Description of the task:
Pick up the Andrew Lost book series summary below from its last sentence and continue it.
--- START Document segment ---
The thirteenth book, Andrew Lost in the Garbage, begins when Andrew, Judy, and Thudd are shrunk to about an inch tall (not as small as in the Atom Sucker incident) and thrown out with the garbage due to an accident with Andrew's newest invention, the Goa Constrictor, and his classmate, Jeremy Bogart. They end up at the city dump, and when they try to escape, they are thrown onto a flying bat. The fourteenth book, Andrew Lost with the Bats, starts here.  The bat flies them to a cave, where they travel deep inside and find an opening to the ground.  They then climb onto an Arctic tern to escape the bug-eating snakes and other things, and the tern flies them to an Australian jungle, where the fifteenth book, Andrew Lost in the Jungle, starts.  Andrew and Judy then make contact with Uncle Al, who flies to Australia and asks them to get in a river and float downstream to where he can catch them.  Andrew and Judy then use the Umbubble (which first appeared in book 2) to float to where Uncle Al is waiting.  He picks them up, but a mysterious force causes them to shrink down to a microscopic size (possibly even smaller than in the Atom Sucker incident).  Then a mosquito bites Uncle Al right where they are sitting on his hand, and the mosquito's snout pushes them inside Uncle Al's body, which is where Andrew Lost in Uncle Al begins.

Books 17-18
Illustrated by Jan Gerardi (2008).

Andrew, Judy, and Thudd, reduced to the size of ants, face dangers when caught up by a dust devil in the Australian desert (Andrew Lost in the Desert) and a pond full of frogs (Andrew Lost with the Frogs).
--- END Document segment ---
--- START Data ---
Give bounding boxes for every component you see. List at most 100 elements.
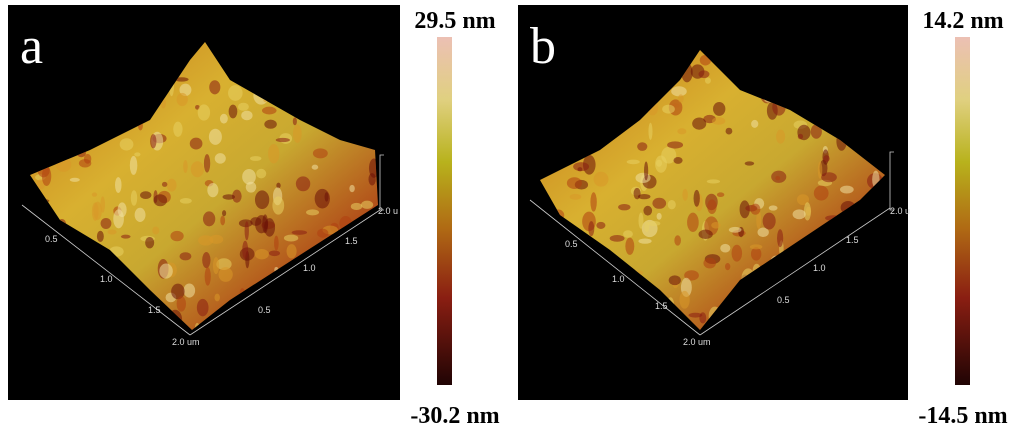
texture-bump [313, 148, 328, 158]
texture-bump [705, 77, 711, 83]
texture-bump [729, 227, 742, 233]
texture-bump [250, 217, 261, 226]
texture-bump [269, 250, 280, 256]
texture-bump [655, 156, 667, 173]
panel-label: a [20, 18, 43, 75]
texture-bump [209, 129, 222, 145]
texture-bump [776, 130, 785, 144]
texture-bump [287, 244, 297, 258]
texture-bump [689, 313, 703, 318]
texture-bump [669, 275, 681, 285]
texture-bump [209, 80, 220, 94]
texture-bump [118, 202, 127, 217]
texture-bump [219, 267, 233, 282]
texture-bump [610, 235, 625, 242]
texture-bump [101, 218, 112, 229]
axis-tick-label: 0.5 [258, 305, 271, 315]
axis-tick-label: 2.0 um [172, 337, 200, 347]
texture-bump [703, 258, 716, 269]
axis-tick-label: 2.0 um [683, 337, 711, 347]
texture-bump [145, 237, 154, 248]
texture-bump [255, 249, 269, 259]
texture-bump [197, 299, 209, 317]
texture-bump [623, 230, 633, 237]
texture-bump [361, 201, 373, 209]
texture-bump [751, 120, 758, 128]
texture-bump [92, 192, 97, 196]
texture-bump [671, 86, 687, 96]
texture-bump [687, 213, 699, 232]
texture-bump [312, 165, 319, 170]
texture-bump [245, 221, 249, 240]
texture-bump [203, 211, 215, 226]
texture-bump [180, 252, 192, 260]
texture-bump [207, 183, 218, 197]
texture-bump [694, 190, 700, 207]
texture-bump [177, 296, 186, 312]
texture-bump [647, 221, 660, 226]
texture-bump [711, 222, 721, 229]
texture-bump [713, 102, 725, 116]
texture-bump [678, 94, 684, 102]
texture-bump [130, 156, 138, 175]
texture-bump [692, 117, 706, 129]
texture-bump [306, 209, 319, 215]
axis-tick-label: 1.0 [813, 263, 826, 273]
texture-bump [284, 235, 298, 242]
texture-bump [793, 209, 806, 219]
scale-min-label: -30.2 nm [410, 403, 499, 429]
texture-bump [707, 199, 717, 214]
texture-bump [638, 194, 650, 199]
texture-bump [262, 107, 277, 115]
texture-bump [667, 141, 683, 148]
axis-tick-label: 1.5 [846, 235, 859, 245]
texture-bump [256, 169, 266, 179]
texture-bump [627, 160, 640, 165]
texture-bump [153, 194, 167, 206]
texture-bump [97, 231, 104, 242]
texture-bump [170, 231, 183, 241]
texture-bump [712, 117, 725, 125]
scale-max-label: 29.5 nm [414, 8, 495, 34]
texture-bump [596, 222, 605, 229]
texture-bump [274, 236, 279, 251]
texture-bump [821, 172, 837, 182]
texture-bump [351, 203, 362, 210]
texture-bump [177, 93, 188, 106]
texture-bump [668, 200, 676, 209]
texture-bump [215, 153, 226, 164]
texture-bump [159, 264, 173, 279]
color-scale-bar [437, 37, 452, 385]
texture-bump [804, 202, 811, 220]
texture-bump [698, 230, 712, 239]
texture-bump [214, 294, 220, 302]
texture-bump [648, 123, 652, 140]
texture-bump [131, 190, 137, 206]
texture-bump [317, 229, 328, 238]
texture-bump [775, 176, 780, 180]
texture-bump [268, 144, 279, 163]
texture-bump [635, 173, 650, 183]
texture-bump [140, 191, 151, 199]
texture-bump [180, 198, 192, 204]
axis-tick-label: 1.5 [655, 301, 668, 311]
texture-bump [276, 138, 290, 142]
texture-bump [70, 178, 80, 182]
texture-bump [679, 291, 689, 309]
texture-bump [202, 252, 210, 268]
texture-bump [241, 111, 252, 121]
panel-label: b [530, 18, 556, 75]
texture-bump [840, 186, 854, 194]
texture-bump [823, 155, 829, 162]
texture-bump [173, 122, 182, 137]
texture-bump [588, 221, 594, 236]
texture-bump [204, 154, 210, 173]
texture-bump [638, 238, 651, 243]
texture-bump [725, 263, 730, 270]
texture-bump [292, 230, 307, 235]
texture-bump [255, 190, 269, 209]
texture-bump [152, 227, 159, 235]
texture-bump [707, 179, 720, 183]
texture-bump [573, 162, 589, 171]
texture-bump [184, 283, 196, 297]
--- END Data ---
--- START Data ---
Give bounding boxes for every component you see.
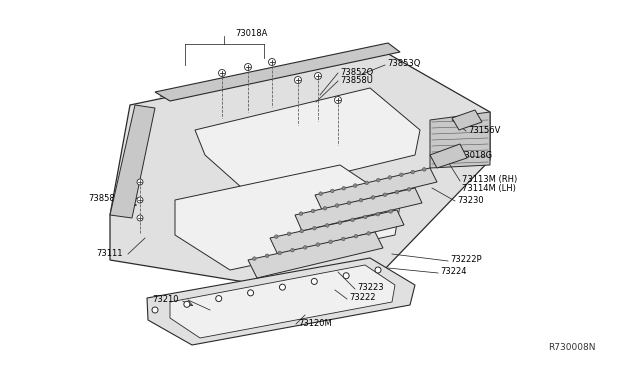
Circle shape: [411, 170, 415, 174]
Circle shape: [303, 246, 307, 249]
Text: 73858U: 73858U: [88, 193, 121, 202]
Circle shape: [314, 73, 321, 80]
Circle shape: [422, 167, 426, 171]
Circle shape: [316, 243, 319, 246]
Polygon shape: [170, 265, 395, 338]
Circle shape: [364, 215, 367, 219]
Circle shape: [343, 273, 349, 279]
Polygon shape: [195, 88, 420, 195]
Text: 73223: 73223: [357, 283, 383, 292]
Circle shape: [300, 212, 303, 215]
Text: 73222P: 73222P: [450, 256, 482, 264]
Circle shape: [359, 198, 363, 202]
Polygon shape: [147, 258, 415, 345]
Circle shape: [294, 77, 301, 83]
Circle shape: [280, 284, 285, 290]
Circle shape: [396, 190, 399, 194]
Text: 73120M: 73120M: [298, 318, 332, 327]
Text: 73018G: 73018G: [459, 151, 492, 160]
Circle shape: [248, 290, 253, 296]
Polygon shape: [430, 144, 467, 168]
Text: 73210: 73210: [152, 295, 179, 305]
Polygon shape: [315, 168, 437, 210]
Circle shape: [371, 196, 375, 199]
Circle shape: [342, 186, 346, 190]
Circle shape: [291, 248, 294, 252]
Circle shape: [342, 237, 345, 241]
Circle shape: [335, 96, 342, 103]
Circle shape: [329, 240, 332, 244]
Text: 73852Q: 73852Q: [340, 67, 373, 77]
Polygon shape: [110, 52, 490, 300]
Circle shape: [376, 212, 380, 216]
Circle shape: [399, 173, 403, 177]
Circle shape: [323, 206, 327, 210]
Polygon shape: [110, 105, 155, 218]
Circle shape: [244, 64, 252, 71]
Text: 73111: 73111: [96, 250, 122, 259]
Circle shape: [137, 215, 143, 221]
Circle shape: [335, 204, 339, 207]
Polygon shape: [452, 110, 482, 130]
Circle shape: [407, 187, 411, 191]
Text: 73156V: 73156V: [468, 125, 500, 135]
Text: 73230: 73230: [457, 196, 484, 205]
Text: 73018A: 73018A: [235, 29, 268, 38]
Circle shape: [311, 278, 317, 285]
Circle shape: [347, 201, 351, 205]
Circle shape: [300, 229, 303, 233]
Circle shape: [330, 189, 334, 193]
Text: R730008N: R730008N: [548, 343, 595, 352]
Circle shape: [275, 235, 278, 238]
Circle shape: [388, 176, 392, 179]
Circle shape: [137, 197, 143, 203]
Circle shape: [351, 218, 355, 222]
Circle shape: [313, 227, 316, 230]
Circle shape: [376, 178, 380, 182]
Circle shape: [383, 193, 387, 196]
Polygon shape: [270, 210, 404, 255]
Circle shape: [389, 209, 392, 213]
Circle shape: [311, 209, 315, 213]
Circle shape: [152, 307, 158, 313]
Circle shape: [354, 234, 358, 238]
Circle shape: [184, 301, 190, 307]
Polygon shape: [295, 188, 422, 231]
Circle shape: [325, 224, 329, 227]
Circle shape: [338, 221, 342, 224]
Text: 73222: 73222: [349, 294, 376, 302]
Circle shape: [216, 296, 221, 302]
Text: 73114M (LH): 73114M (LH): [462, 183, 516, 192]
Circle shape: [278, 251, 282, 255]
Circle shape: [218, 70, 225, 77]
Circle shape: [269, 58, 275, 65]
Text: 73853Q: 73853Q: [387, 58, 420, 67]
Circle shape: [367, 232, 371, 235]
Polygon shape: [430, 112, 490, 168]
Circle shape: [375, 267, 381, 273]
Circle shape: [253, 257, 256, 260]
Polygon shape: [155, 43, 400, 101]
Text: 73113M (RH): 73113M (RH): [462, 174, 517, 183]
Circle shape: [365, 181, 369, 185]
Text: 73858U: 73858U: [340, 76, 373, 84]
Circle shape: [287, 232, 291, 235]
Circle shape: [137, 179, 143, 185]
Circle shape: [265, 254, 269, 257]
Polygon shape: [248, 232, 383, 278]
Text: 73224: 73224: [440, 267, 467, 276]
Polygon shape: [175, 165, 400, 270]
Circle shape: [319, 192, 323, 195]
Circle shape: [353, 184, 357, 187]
--- END Data ---
--- START Data ---
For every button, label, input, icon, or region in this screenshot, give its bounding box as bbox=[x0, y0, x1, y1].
--- END Data ---
Result of this exercise:
Books

 Andrew Lost on the Dog (2002) 86 pages, illustrated by Debbie Palen (1–4)
 Andrew Lost in the Bathroom (2002) 88 pages
 Andrew Lost in the Kitchen (2002)  88 pages
 Andrew Lost in the Garden (2003) 86 pages
 Andrew Lost Under Water (2003) 88 pages, illus. Mike Reed (5–6)
 Andrew Lost in the Whale (2003) 90 pages
 Andrew Lost on the Reef (2004) 90 pages, illus. Jan Gerardi (7–8)
 Andrew Lost in the Deep (2004) 90 pages
 Andrew Lost in Time (2004) 90 pages, illus. Jan Gerardi (9–12)
 Andrew Lost on Earth (2005) 90 pages
 Andrew Lost with the Dinosaurs (2005) 90 pages
 Andrew Lost in the Ice Age (2005) 90 pages
 Andrew Lost in the Garbage (2006) 90 pages, illus. Jan Gerardi (13–16)
 Andrew Lost with the Bats (2006) 90 pages
 Andrew Lost in the Jungle (2007) 90 pages
 Andrew Lost in Uncle Al (2007) 90 pages
 Andrew Lost in the Desert (2008) 90 pages, illus. Jan Gerardi (17–18)
 Andrew Lost with the Frogs (2008) 90 pages

References

External links

 
 Original Website (although it is very out-of-date)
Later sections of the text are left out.